What this task involves: Within the records below, find each line that holds the string "subtitle", then copy it.

Records:

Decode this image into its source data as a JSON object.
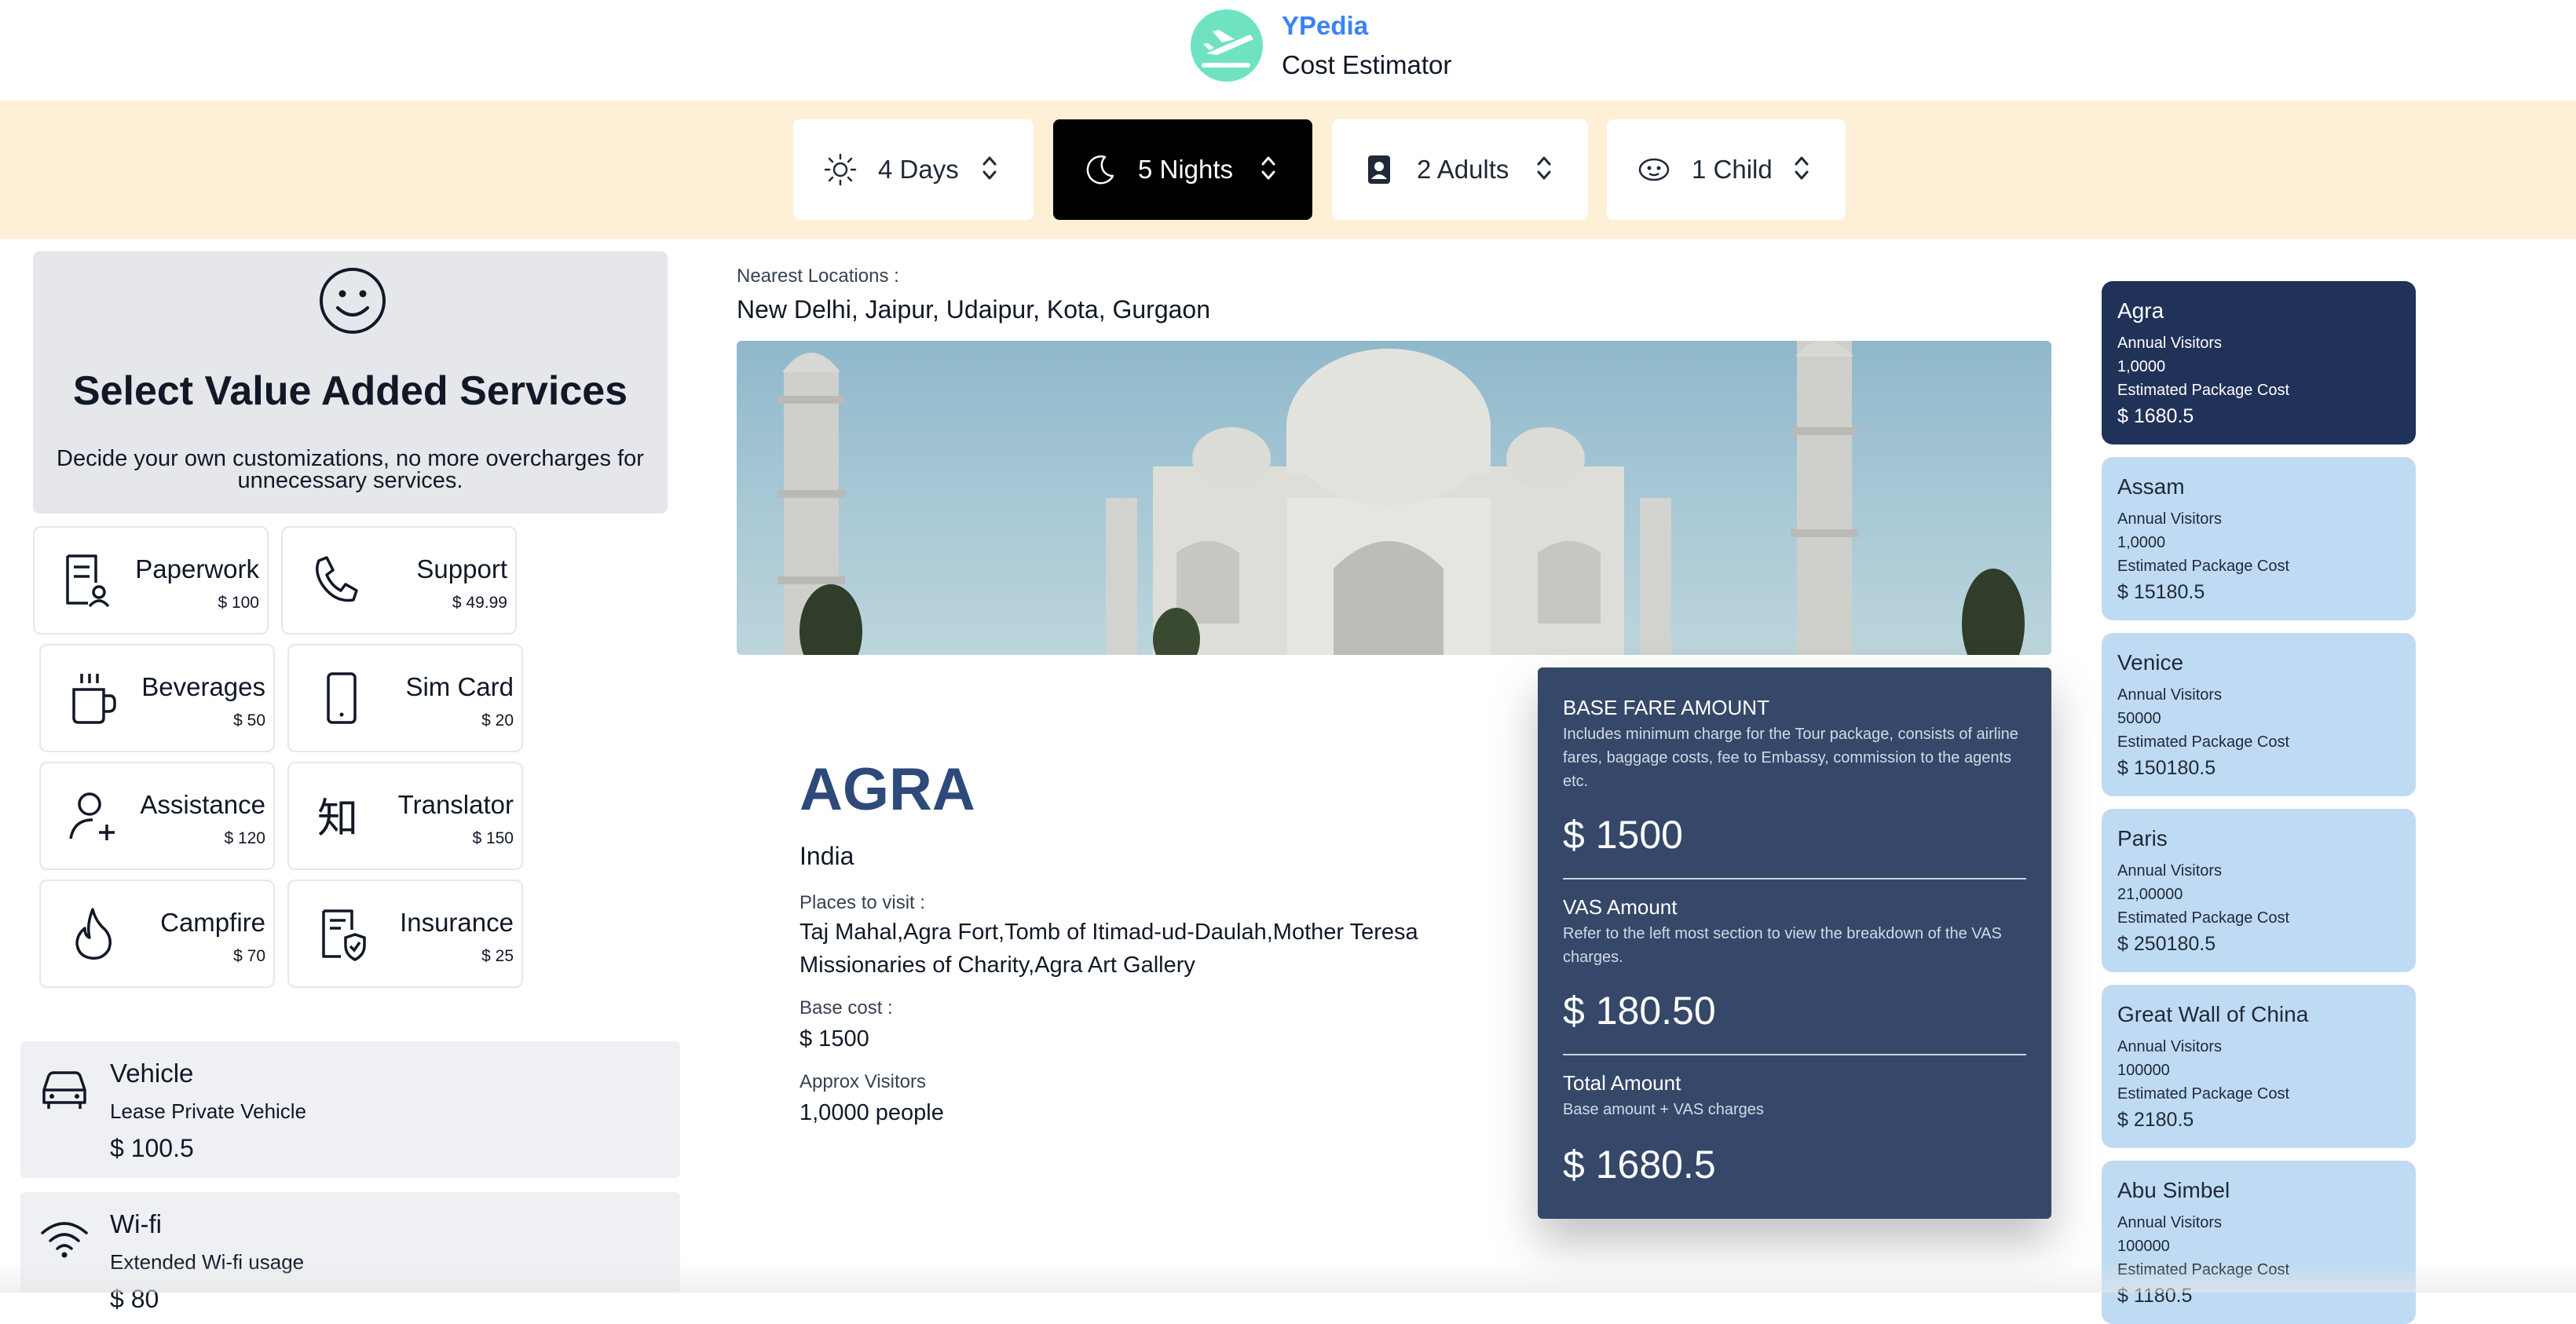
{
  "header": {
    "brand": "YPedia",
    "subtitle": "Cost Estimator"
  },
  "options": {
    "days": "4 Days",
    "nights": "5 Nights",
    "adults": "2 Adults",
    "child": "1 Child"
  },
  "vas": {
    "title": "Select Value Added Services",
    "description": "Decide your own customizations, no more overcharges for unnecessary services.",
    "services": [
      {
        "name": "Paperwork",
        "price": "$ 100",
        "icon": "paperwork-icon"
      },
      {
        "name": "Support",
        "price": "$ 49.99",
        "icon": "phone-icon"
      },
      {
        "name": "Beverages",
        "price": "$ 50",
        "icon": "mug-icon"
      },
      {
        "name": "Sim Card",
        "price": "$ 20",
        "icon": "mobile-icon"
      },
      {
        "name": "Assistance",
        "price": "$ 120",
        "icon": "user-plus-icon"
      },
      {
        "name": "Translator",
        "price": "$ 150",
        "icon": "translate-icon"
      },
      {
        "name": "Campfire",
        "price": "$ 70",
        "icon": "flame-icon"
      },
      {
        "name": "Insurance",
        "price": "$ 25",
        "icon": "shield-doc-icon"
      }
    ],
    "extras": [
      {
        "title": "Vehicle",
        "subtitle": "Lease Private Vehicle",
        "price": "$ 100.5",
        "icon": "car-icon"
      },
      {
        "title": "Wi-fi",
        "subtitle": "Extended Wi-fi usage",
        "price": "$ 80",
        "icon": "wifi-icon"
      }
    ]
  },
  "main": {
    "nearest_label": "Nearest Locations :",
    "nearest_value": "New Delhi, Jaipur, Udaipur, Kota, Gurgaon",
    "name": "AGRA",
    "country": "India",
    "places_label": "Places to visit :",
    "places_value": "Taj Mahal,Agra Fort,Tomb of Itimad-ud-Daulah,Mother Teresa Missionaries of Charity,Agra Art Gallery",
    "base_label": "Base cost :",
    "base_value": "$ 1500",
    "visitors_label": "Approx Visitors",
    "visitors_value": "1,0000 people"
  },
  "fare": {
    "base_title": "BASE FARE AMOUNT",
    "base_desc": "Includes minimum charge for the Tour package, consists of airline fares, baggage costs, fee to Embassy, commission to the agents etc.",
    "base_value": "$ 1500",
    "vas_title": "VAS Amount",
    "vas_desc": "Refer to the left most section to view the breakdown of the VAS charges.",
    "vas_value": "$ 180.50",
    "total_title": "Total Amount",
    "total_desc": "Base amount + VAS charges",
    "total_value": "$ 1680.5"
  },
  "locations": [
    {
      "name": "Agra",
      "visitors_label": "Annual Visitors",
      "visitors": "1,0000",
      "cost_label": "Estimated Package Cost",
      "cost": "$ 1680.5",
      "active": true
    },
    {
      "name": "Assam",
      "visitors_label": "Annual Visitors",
      "visitors": "1,0000",
      "cost_label": "Estimated Package Cost",
      "cost": "$ 15180.5"
    },
    {
      "name": "Venice",
      "visitors_label": "Annual Visitors",
      "visitors": "50000",
      "cost_label": "Estimated Package Cost",
      "cost": "$ 150180.5"
    },
    {
      "name": "Paris",
      "visitors_label": "Annual Visitors",
      "visitors": "21,00000",
      "cost_label": "Estimated Package Cost",
      "cost": "$ 250180.5"
    },
    {
      "name": "Great Wall of China",
      "visitors_label": "Annual Visitors",
      "visitors": "100000",
      "cost_label": "Estimated Package Cost",
      "cost": "$ 2180.5"
    },
    {
      "name": "Abu Simbel",
      "visitors_label": "Annual Visitors",
      "visitors": "100000",
      "cost_label": "Estimated Package Cost",
      "cost": "$ 1180.5"
    }
  ],
  "colors": {
    "accent": "#3b82f6",
    "options_bar": "#fdf0d6",
    "fare_panel": "#354869",
    "active_location": "#213259",
    "location_card": "#bfdbf3"
  }
}
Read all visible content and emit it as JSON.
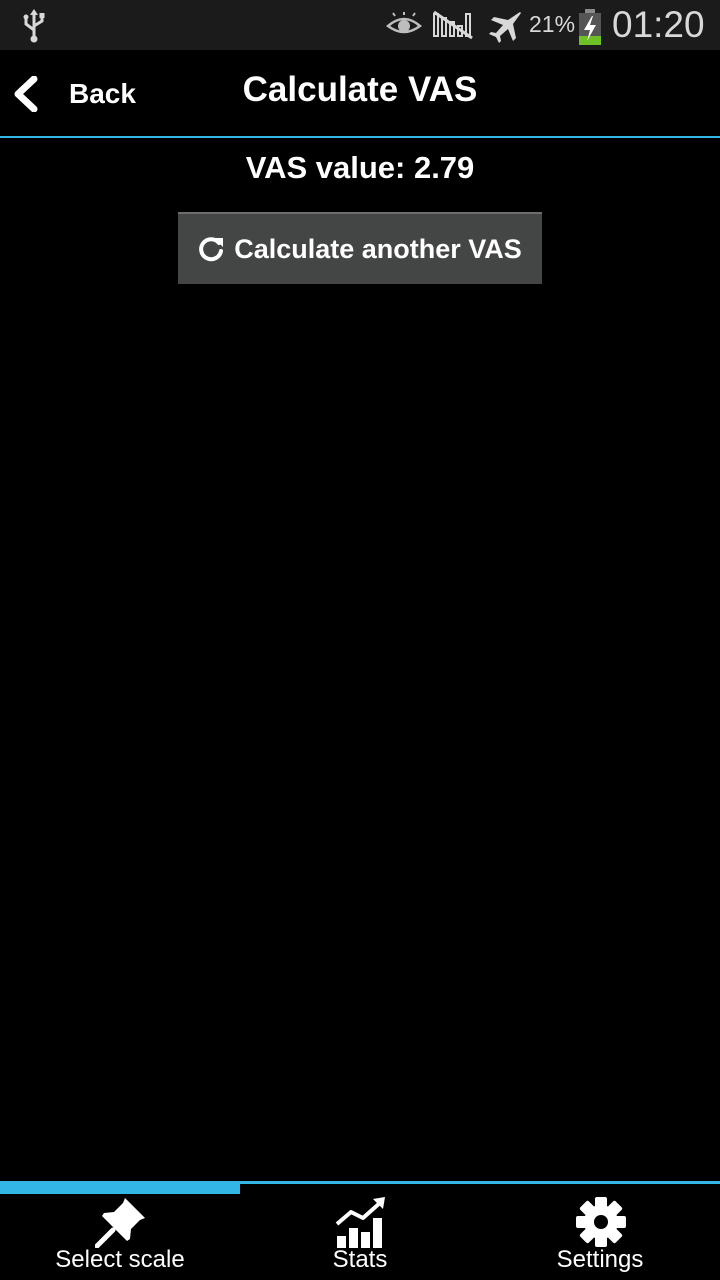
{
  "status_bar": {
    "battery_percent": "21%",
    "time": "01:20",
    "icons": [
      "usb-icon",
      "eye-icon",
      "no-signal-icon",
      "airplane-icon",
      "battery-charging-icon"
    ]
  },
  "action_bar": {
    "back_label": "Back",
    "title": "Calculate VAS",
    "accent_color": "#33b5e5"
  },
  "content": {
    "vas_value_text": "VAS value: 2.79",
    "calc_button_label": "Calculate another VAS"
  },
  "tabs": [
    {
      "label": "Select scale",
      "icon": "pushpin-icon",
      "selected": true
    },
    {
      "label": "Stats",
      "icon": "bar-chart-icon",
      "selected": false
    },
    {
      "label": "Settings",
      "icon": "gear-icon",
      "selected": false
    }
  ]
}
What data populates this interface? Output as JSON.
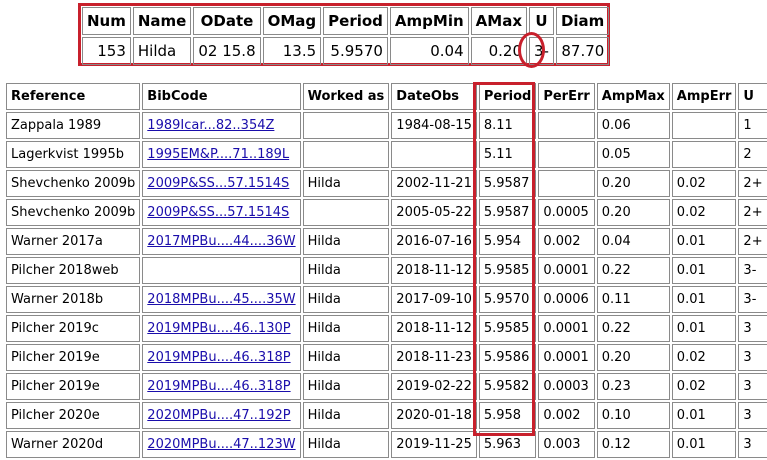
{
  "summary": {
    "headers": [
      "Num",
      "Name",
      "ODate",
      "OMag",
      "Period",
      "AmpMin",
      "AMax",
      "U",
      "Diam"
    ],
    "row": {
      "num": "153",
      "name": "Hilda",
      "odate": "02 15.8",
      "omag": "13.5",
      "period": "5.9570",
      "ampmin": "0.04",
      "amax": "0.20",
      "u": "3-",
      "diam": "87.70"
    }
  },
  "main": {
    "headers": [
      "Reference",
      "BibCode",
      "Worked as",
      "DateObs",
      "Period",
      "PerErr",
      "AmpMax",
      "AmpErr",
      "U"
    ],
    "rows": [
      {
        "reference": "Zappala 1989",
        "bibcode": "1989Icar...82..354Z",
        "worked_as": "",
        "dateobs": "1984-08-15",
        "period": "8.11",
        "pererr": "",
        "ampmax": "0.06",
        "amperr": "",
        "u": "1"
      },
      {
        "reference": "Lagerkvist 1995b",
        "bibcode": "1995EM&P....71..189L",
        "worked_as": "",
        "dateobs": "",
        "period": "5.11",
        "pererr": "",
        "ampmax": "0.05",
        "amperr": "",
        "u": "2"
      },
      {
        "reference": "Shevchenko 2009b",
        "bibcode": "2009P&SS...57.1514S",
        "worked_as": "Hilda",
        "dateobs": "2002-11-21",
        "period": "5.9587",
        "pererr": "",
        "ampmax": "0.20",
        "amperr": "0.02",
        "u": "2+"
      },
      {
        "reference": "Shevchenko 2009b",
        "bibcode": "2009P&SS...57.1514S",
        "worked_as": "",
        "dateobs": "2005-05-22",
        "period": "5.9587",
        "pererr": "0.0005",
        "ampmax": "0.20",
        "amperr": "0.02",
        "u": "2+"
      },
      {
        "reference": "Warner 2017a",
        "bibcode": "2017MPBu....44....36W",
        "worked_as": "Hilda",
        "dateobs": "2016-07-16",
        "period": "5.954",
        "pererr": "0.002",
        "ampmax": "0.04",
        "amperr": "0.01",
        "u": "2+"
      },
      {
        "reference": "Pilcher 2018web",
        "bibcode": "",
        "worked_as": "Hilda",
        "dateobs": "2018-11-12",
        "period": "5.9585",
        "pererr": "0.0001",
        "ampmax": "0.22",
        "amperr": "0.01",
        "u": "3-"
      },
      {
        "reference": "Warner 2018b",
        "bibcode": "2018MPBu....45....35W",
        "worked_as": "Hilda",
        "dateobs": "2017-09-10",
        "period": "5.9570",
        "pererr": "0.0006",
        "ampmax": "0.11",
        "amperr": "0.01",
        "u": "3-"
      },
      {
        "reference": "Pilcher 2019c",
        "bibcode": "2019MPBu....46..130P",
        "worked_as": "Hilda",
        "dateobs": "2018-11-12",
        "period": "5.9585",
        "pererr": "0.0001",
        "ampmax": "0.22",
        "amperr": "0.01",
        "u": "3"
      },
      {
        "reference": "Pilcher 2019e",
        "bibcode": "2019MPBu....46..318P",
        "worked_as": "Hilda",
        "dateobs": "2018-11-23",
        "period": "5.9586",
        "pererr": "0.0001",
        "ampmax": "0.20",
        "amperr": "0.02",
        "u": "3"
      },
      {
        "reference": "Pilcher 2019e",
        "bibcode": "2019MPBu....46..318P",
        "worked_as": "Hilda",
        "dateobs": "2019-02-22",
        "period": "5.9582",
        "pererr": "0.0003",
        "ampmax": "0.23",
        "amperr": "0.02",
        "u": "3"
      },
      {
        "reference": "Pilcher 2020e",
        "bibcode": "2020MPBu....47..192P",
        "worked_as": "Hilda",
        "dateobs": "2020-01-18",
        "period": "5.958",
        "pererr": "0.002",
        "ampmax": "0.10",
        "amperr": "0.01",
        "u": "3"
      },
      {
        "reference": "Warner 2020d",
        "bibcode": "2020MPBu....47..123W",
        "worked_as": "Hilda",
        "dateobs": "2019-11-25",
        "period": "5.963",
        "pererr": "0.003",
        "ampmax": "0.12",
        "amperr": "0.01",
        "u": "3"
      }
    ]
  },
  "highlight_color": "#c8202c",
  "link_color": "#1a0dab"
}
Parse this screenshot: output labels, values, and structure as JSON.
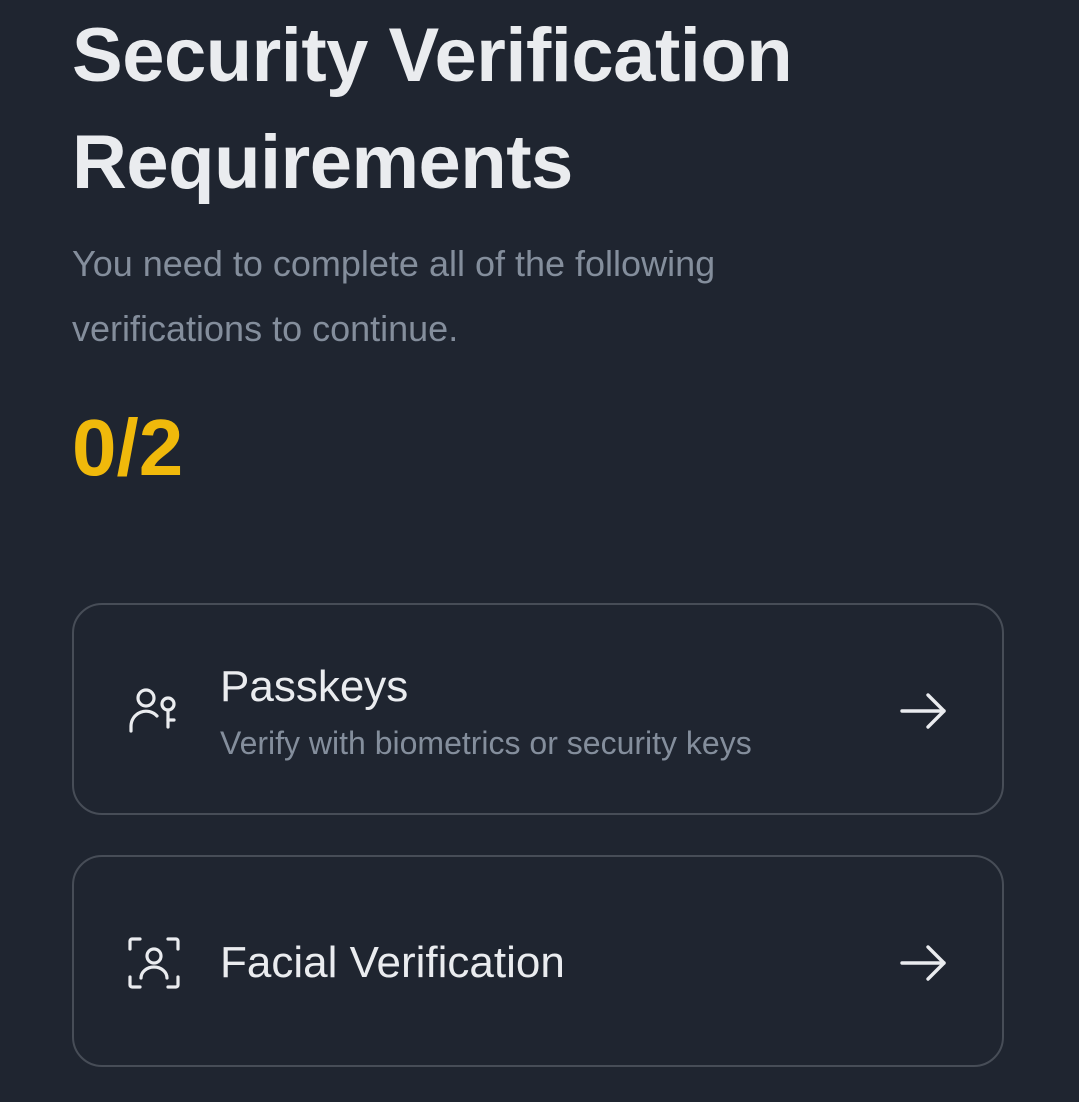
{
  "header": {
    "title": "Security Verification Requirements",
    "subtitle": "You need to complete all of the following verifications to continue.",
    "progress": "0/2"
  },
  "verifications": [
    {
      "label": "Passkeys",
      "description": "Verify with biometrics or security keys",
      "icon": "passkey-icon",
      "action_icon": "arrow-right-icon"
    },
    {
      "label": "Facial Verification",
      "icon": "face-scan-icon",
      "action_icon": "arrow-right-icon"
    }
  ],
  "colors": {
    "background": "#1f2530",
    "text_primary": "#eaecef",
    "text_secondary": "#848e9c",
    "accent": "#f0b90b",
    "card_border": "#474d57"
  }
}
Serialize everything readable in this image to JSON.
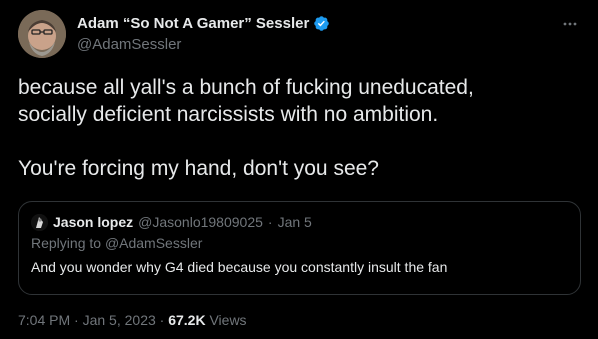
{
  "author": {
    "display_name": "Adam “So Not A Gamer” Sessler",
    "handle": "@AdamSessler",
    "verified": true,
    "avatar_icon": "bearded-man-avatar"
  },
  "more_icon": "ellipsis-icon",
  "tweet": {
    "text": "because all yall's a bunch of fucking uneducated,\nsocially deficient narcissists with no ambition.\n\nYou're forcing my hand, don't you see?"
  },
  "quoted_tweet": {
    "display_name": "Jason lopez",
    "handle": "@Jasonlo19809025",
    "separator": "·",
    "date": "Jan 5",
    "replying_prefix": "Replying to ",
    "replying_to": "@AdamSessler",
    "text": "And you wonder why G4 died because you constantly insult the fan"
  },
  "meta": {
    "time": "7:04 PM",
    "separator": "·",
    "date": "Jan 5, 2023",
    "views_count": "67.2K",
    "views_label": "Views"
  },
  "colors": {
    "background": "#000000",
    "text_primary": "#e7e9ea",
    "text_secondary": "#71767b",
    "border": "#2f3336",
    "verified_blue": "#1d9bf0"
  }
}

Exercise solution:
    "subtitle": "Cost Estimator"
        "subtitle": "Lease Private Vehicle",
        "subtitle": "Extended Wi-fi usage",
    "subtitle": "You need to complete all of the following verifications to continue.",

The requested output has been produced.